> INPUT RECORDS
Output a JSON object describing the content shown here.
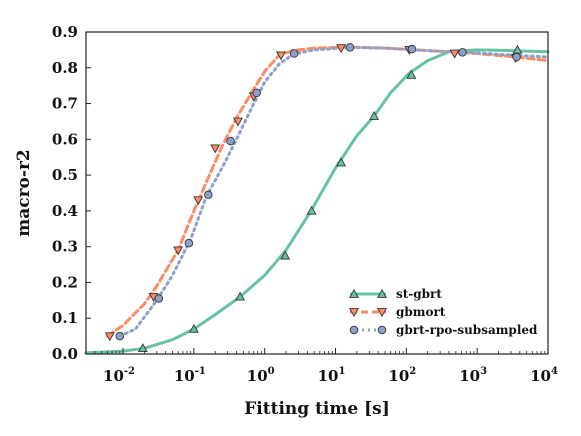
{
  "chart_data": {
    "type": "line",
    "title": "",
    "xlabel": "Fitting time [s]",
    "ylabel": "macro-r2",
    "x_scale": "log",
    "xlim": [
      0.003,
      10000
    ],
    "ylim": [
      0.0,
      0.9
    ],
    "x_ticks": [
      {
        "value": 0.01,
        "base": "10",
        "exp": "-2"
      },
      {
        "value": 0.1,
        "base": "10",
        "exp": "-1"
      },
      {
        "value": 1,
        "base": "10",
        "exp": "0"
      },
      {
        "value": 10,
        "base": "10",
        "exp": "1"
      },
      {
        "value": 100,
        "base": "10",
        "exp": "2"
      },
      {
        "value": 1000,
        "base": "10",
        "exp": "3"
      },
      {
        "value": 10000,
        "base": "10",
        "exp": "4"
      }
    ],
    "y_ticks": [
      "0.0",
      "0.1",
      "0.2",
      "0.3",
      "0.4",
      "0.5",
      "0.6",
      "0.7",
      "0.8",
      "0.9"
    ],
    "grid": false,
    "legend_position": "lower-right",
    "series": [
      {
        "name": "st-gbrt",
        "color": "#66c2a5",
        "line_style": "solid",
        "marker": "triangle-up",
        "curve_x": [
          0.003,
          0.01,
          0.02,
          0.05,
          0.1,
          0.2,
          0.45,
          1,
          2,
          4.5,
          10,
          20,
          35,
          60,
          110,
          200,
          400,
          1000,
          3000,
          10000
        ],
        "curve_y": [
          0.003,
          0.008,
          0.016,
          0.04,
          0.07,
          0.11,
          0.16,
          0.22,
          0.29,
          0.4,
          0.52,
          0.61,
          0.665,
          0.73,
          0.785,
          0.82,
          0.845,
          0.85,
          0.848,
          0.845
        ],
        "points_x": [
          0.019,
          0.1,
          0.45,
          1.95,
          4.6,
          12,
          35,
          118,
          3700
        ],
        "points_y": [
          0.016,
          0.07,
          0.16,
          0.275,
          0.4,
          0.535,
          0.665,
          0.78,
          0.85
        ]
      },
      {
        "name": "gbmort",
        "color": "#fc8d62",
        "line_style": "dashed",
        "marker": "triangle-down",
        "curve_x": [
          0.006,
          0.01,
          0.02,
          0.03,
          0.06,
          0.1,
          0.15,
          0.25,
          0.4,
          0.7,
          1,
          1.6,
          2.5,
          5,
          15,
          50,
          200,
          1000,
          3500,
          10000
        ],
        "curve_y": [
          0.05,
          0.08,
          0.14,
          0.19,
          0.29,
          0.4,
          0.48,
          0.58,
          0.66,
          0.74,
          0.79,
          0.835,
          0.848,
          0.855,
          0.858,
          0.855,
          0.848,
          0.84,
          0.83,
          0.82
        ],
        "points_x": [
          0.0065,
          0.027,
          0.06,
          0.115,
          0.2,
          0.42,
          0.7,
          1.7,
          12,
          110,
          480,
          3500
        ],
        "points_y": [
          0.05,
          0.16,
          0.29,
          0.43,
          0.575,
          0.65,
          0.72,
          0.835,
          0.855,
          0.85,
          0.84,
          0.828
        ]
      },
      {
        "name": "gbrt-rpo-subsampled",
        "color": "#8da0cb",
        "line_style": "dotted",
        "marker": "circle",
        "curve_x": [
          0.009,
          0.015,
          0.03,
          0.05,
          0.09,
          0.15,
          0.25,
          0.4,
          0.7,
          1,
          1.6,
          2.5,
          5,
          16,
          50,
          200,
          700,
          3500,
          10000
        ],
        "curve_y": [
          0.05,
          0.07,
          0.15,
          0.22,
          0.32,
          0.44,
          0.52,
          0.6,
          0.7,
          0.76,
          0.81,
          0.838,
          0.85,
          0.857,
          0.855,
          0.848,
          0.843,
          0.835,
          0.83
        ],
        "points_x": [
          0.009,
          0.032,
          0.085,
          0.16,
          0.33,
          0.77,
          2.6,
          16,
          120,
          620,
          3600
        ],
        "points_y": [
          0.05,
          0.155,
          0.31,
          0.445,
          0.595,
          0.73,
          0.84,
          0.857,
          0.852,
          0.843,
          0.83
        ]
      }
    ]
  }
}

> WHAT IS ASKED
Go through the listing above and quote it exactly, apart from its images.

> RESPONSE TO THE EXERCISE
Output a JSON object describing the content shown here.
{
  "chart_data": {
    "type": "line",
    "title": "",
    "xlabel": "Fitting time [s]",
    "ylabel": "macro-r2",
    "x_scale": "log",
    "xlim": [
      0.003,
      10000
    ],
    "ylim": [
      0.0,
      0.9
    ],
    "x_ticks": [
      {
        "value": 0.01,
        "base": "10",
        "exp": "-2"
      },
      {
        "value": 0.1,
        "base": "10",
        "exp": "-1"
      },
      {
        "value": 1,
        "base": "10",
        "exp": "0"
      },
      {
        "value": 10,
        "base": "10",
        "exp": "1"
      },
      {
        "value": 100,
        "base": "10",
        "exp": "2"
      },
      {
        "value": 1000,
        "base": "10",
        "exp": "3"
      },
      {
        "value": 10000,
        "base": "10",
        "exp": "4"
      }
    ],
    "y_ticks": [
      "0.0",
      "0.1",
      "0.2",
      "0.3",
      "0.4",
      "0.5",
      "0.6",
      "0.7",
      "0.8",
      "0.9"
    ],
    "grid": false,
    "legend_position": "lower-right",
    "series": [
      {
        "name": "st-gbrt",
        "color": "#66c2a5",
        "line_style": "solid",
        "marker": "triangle-up",
        "curve_x": [
          0.003,
          0.01,
          0.02,
          0.05,
          0.1,
          0.2,
          0.45,
          1,
          2,
          4.5,
          10,
          20,
          35,
          60,
          110,
          200,
          400,
          1000,
          3000,
          10000
        ],
        "curve_y": [
          0.003,
          0.008,
          0.016,
          0.04,
          0.07,
          0.11,
          0.16,
          0.22,
          0.29,
          0.4,
          0.52,
          0.61,
          0.665,
          0.73,
          0.785,
          0.82,
          0.845,
          0.85,
          0.848,
          0.845
        ],
        "points_x": [
          0.019,
          0.1,
          0.45,
          1.95,
          4.6,
          12,
          35,
          118,
          3700
        ],
        "points_y": [
          0.016,
          0.07,
          0.16,
          0.275,
          0.4,
          0.535,
          0.665,
          0.78,
          0.85
        ]
      },
      {
        "name": "gbmort",
        "color": "#fc8d62",
        "line_style": "dashed",
        "marker": "triangle-down",
        "curve_x": [
          0.006,
          0.01,
          0.02,
          0.03,
          0.06,
          0.1,
          0.15,
          0.25,
          0.4,
          0.7,
          1,
          1.6,
          2.5,
          5,
          15,
          50,
          200,
          1000,
          3500,
          10000
        ],
        "curve_y": [
          0.05,
          0.08,
          0.14,
          0.19,
          0.29,
          0.4,
          0.48,
          0.58,
          0.66,
          0.74,
          0.79,
          0.835,
          0.848,
          0.855,
          0.858,
          0.855,
          0.848,
          0.84,
          0.83,
          0.82
        ],
        "points_x": [
          0.0065,
          0.027,
          0.06,
          0.115,
          0.2,
          0.42,
          0.7,
          1.7,
          12,
          110,
          480,
          3500
        ],
        "points_y": [
          0.05,
          0.16,
          0.29,
          0.43,
          0.575,
          0.65,
          0.72,
          0.835,
          0.855,
          0.85,
          0.84,
          0.828
        ]
      },
      {
        "name": "gbrt-rpo-subsampled",
        "color": "#8da0cb",
        "line_style": "dotted",
        "marker": "circle",
        "curve_x": [
          0.009,
          0.015,
          0.03,
          0.05,
          0.09,
          0.15,
          0.25,
          0.4,
          0.7,
          1,
          1.6,
          2.5,
          5,
          16,
          50,
          200,
          700,
          3500,
          10000
        ],
        "curve_y": [
          0.05,
          0.07,
          0.15,
          0.22,
          0.32,
          0.44,
          0.52,
          0.6,
          0.7,
          0.76,
          0.81,
          0.838,
          0.85,
          0.857,
          0.855,
          0.848,
          0.843,
          0.835,
          0.83
        ],
        "points_x": [
          0.009,
          0.032,
          0.085,
          0.16,
          0.33,
          0.77,
          2.6,
          16,
          120,
          620,
          3600
        ],
        "points_y": [
          0.05,
          0.155,
          0.31,
          0.445,
          0.595,
          0.73,
          0.84,
          0.857,
          0.852,
          0.843,
          0.83
        ]
      }
    ]
  }
}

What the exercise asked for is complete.